Exercise materials:
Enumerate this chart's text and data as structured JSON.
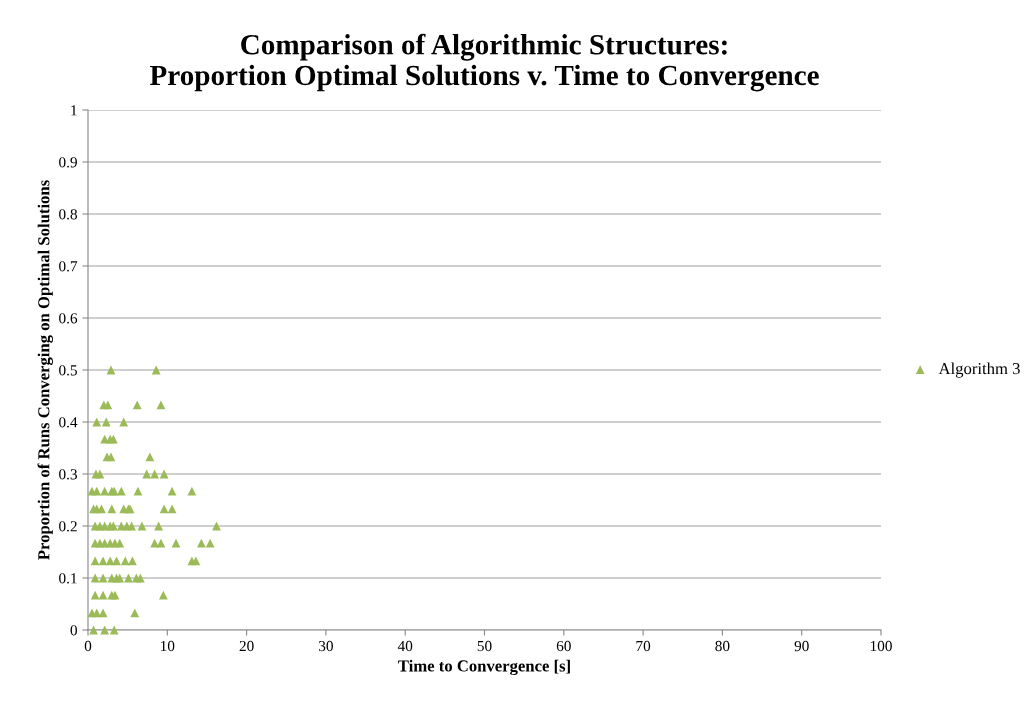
{
  "chart_data": {
    "type": "scatter",
    "title": "Comparison of Algorithmic Structures:\nProportion Optimal Solutions v. Time to Convergence",
    "xlabel": "Time to Convergence [s]",
    "ylabel": "Proportion of Runs Converging on Optimal Solutions",
    "series": [
      {
        "name": "Algorithm 3",
        "color": "#9bbb59",
        "x": [
          2.9,
          8.6,
          2.0,
          2.5,
          6.2,
          9.2,
          1.1,
          2.3,
          4.5,
          2.1,
          2.8,
          3.2,
          2.4,
          2.9,
          7.8,
          1.0,
          1.5,
          7.4,
          8.4,
          9.6,
          0.5,
          1.1,
          2.1,
          3.0,
          3.3,
          4.2,
          6.3,
          10.6,
          13.1,
          0.7,
          1.1,
          1.7,
          3.0,
          4.5,
          5.1,
          5.3,
          9.6,
          10.6,
          0.9,
          1.5,
          2.1,
          2.8,
          3.2,
          4.2,
          4.9,
          5.5,
          6.8,
          8.9,
          16.2,
          0.9,
          1.5,
          2.1,
          2.8,
          3.4,
          4.0,
          8.4,
          9.2,
          11.1,
          14.3,
          15.4,
          0.9,
          1.9,
          2.8,
          3.6,
          4.7,
          5.6,
          13.1,
          13.6,
          0.9,
          1.9,
          3.0,
          3.6,
          4.0,
          5.1,
          6.1,
          6.6,
          0.9,
          1.9,
          3.0,
          3.4,
          9.5,
          0.5,
          1.1,
          1.9,
          5.9,
          0.7,
          2.1,
          3.3
        ],
        "values": [
          0.5,
          0.5,
          0.433,
          0.433,
          0.433,
          0.433,
          0.4,
          0.4,
          0.4,
          0.367,
          0.367,
          0.367,
          0.333,
          0.333,
          0.333,
          0.3,
          0.3,
          0.3,
          0.3,
          0.3,
          0.267,
          0.267,
          0.267,
          0.267,
          0.267,
          0.267,
          0.267,
          0.267,
          0.267,
          0.233,
          0.233,
          0.233,
          0.233,
          0.233,
          0.233,
          0.233,
          0.233,
          0.233,
          0.2,
          0.2,
          0.2,
          0.2,
          0.2,
          0.2,
          0.2,
          0.2,
          0.2,
          0.2,
          0.2,
          0.167,
          0.167,
          0.167,
          0.167,
          0.167,
          0.167,
          0.167,
          0.167,
          0.167,
          0.167,
          0.167,
          0.133,
          0.133,
          0.133,
          0.133,
          0.133,
          0.133,
          0.133,
          0.133,
          0.1,
          0.1,
          0.1,
          0.1,
          0.1,
          0.1,
          0.1,
          0.1,
          0.067,
          0.067,
          0.067,
          0.067,
          0.067,
          0.033,
          0.033,
          0.033,
          0.033,
          0,
          0,
          0
        ]
      }
    ],
    "xlim": [
      0,
      100
    ],
    "xticks": [
      0,
      10,
      20,
      30,
      40,
      50,
      60,
      70,
      80,
      90,
      100
    ],
    "ylim": [
      0,
      1
    ],
    "yticks": [
      0,
      0.1,
      0.2,
      0.3,
      0.4,
      0.5,
      0.6,
      0.7,
      0.8,
      0.9,
      1
    ],
    "grid": "y",
    "legend": "right",
    "marker": "triangle"
  }
}
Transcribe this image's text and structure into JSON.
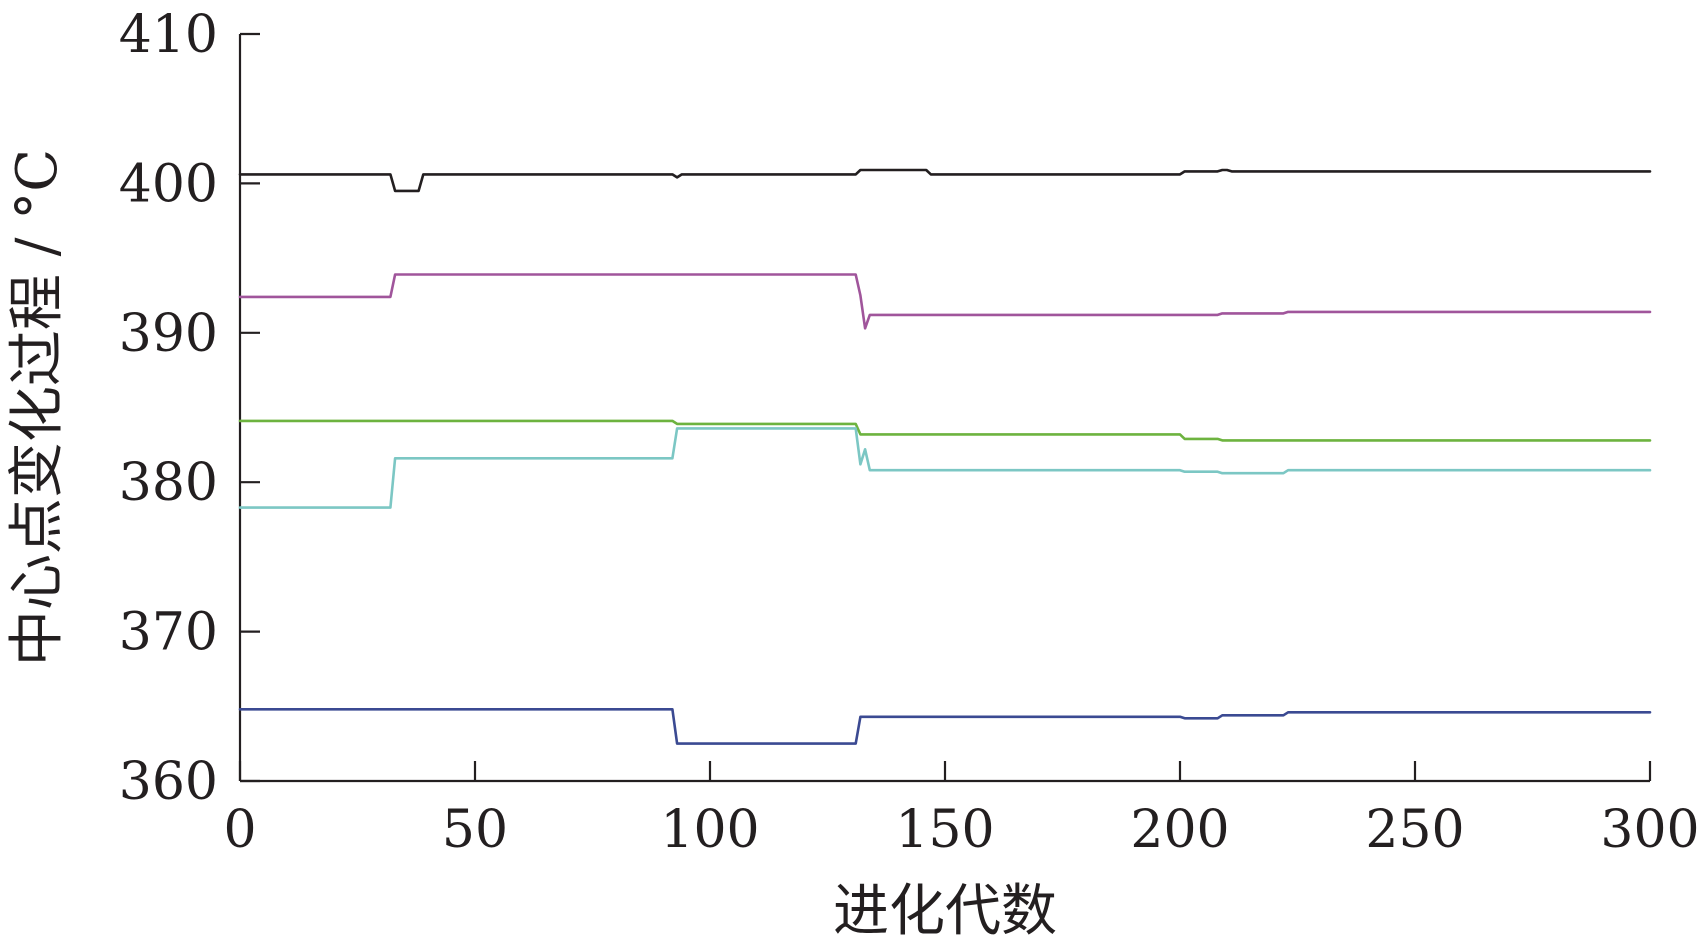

Aim of the task: Find and copy each line above that includes the string "text".

The reply:
Enumerate this chart's text and data as structured JSON.
Transcribe this image's text and structure into JSON.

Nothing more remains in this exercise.